## DOCUMENT EXCERPT
·····

We have whittled down the known upcoming changes to those we think are most important.
Holiday entitlement and pay
The Employment Rights (Amendment, Revocation and Transitional Provision) Regulations 2023 came into force on 1 January 2024, and apply to holiday years beginning on or after 1 April 2024.
Calculation of holiday pay for part-year workers and irregular hours workers
The Regulations make notable changes in relation to how employers should calculate holiday entitlement for part-year workers and workers with irregular hours.
- Part-year workers are workers who only work for part of the year and there are periods of at least a week in which they are not required to work and are unpaid.
- Irregular hours workers are workers who have wholly or mostly variable working hours, i.e. those with a non-repeating working pattern such as casual workers.
Under the Regulations, these workers will accrue annual leave entitlement on the last day of each pay period at the rate of 12.07% of the number of hours that they have worked during that pay period.
Employers will also have the option to introduce “rolled up” holiday pay for workers who fall within the definition of part-year workers and irregular hours workers. This means that instead of making a payment at the time the holiday is taken, employers can make an additional payment for holiday entitlement along with the employee’s basic pay, calculated as 12.07% of a worker’s pay in that pay period.
This is a practice that many employers with irregular hours workers have adopted for years, despite it being ruled unlawful by the Courts because it potentially deterred workers from taking time off. The changes in the Regulations reverse the case law and employers will be pleased to know that they are able to lawfully use rolled up holiday pay for these workers.
To ensure compliance with the incoming Regulations, employers may find the government guidance helpful to read in advance of the changes and should identify all workers who fall within these categories.

·····

Please answer these about the holiday pay excerpt above:
1. Holiday years beginning on or after which date do the Regulations apply to?
2. At what rate do part-year and irregular hours workers accrue annual leave entitlement?
3. Why had the Courts ruled rolled up holiday pay unlawful?

## SUPPLIED INFORMATION
·····

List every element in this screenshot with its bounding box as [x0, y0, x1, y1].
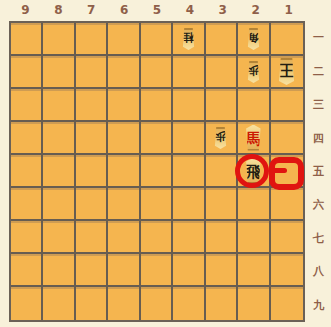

·····

## THE ANSWER
1. 1 April 2024.
2. 12.07% of the hours they worked during each pay period, accrued on the last day of that pay period.
3. Because it potentially deterred workers from taking time off.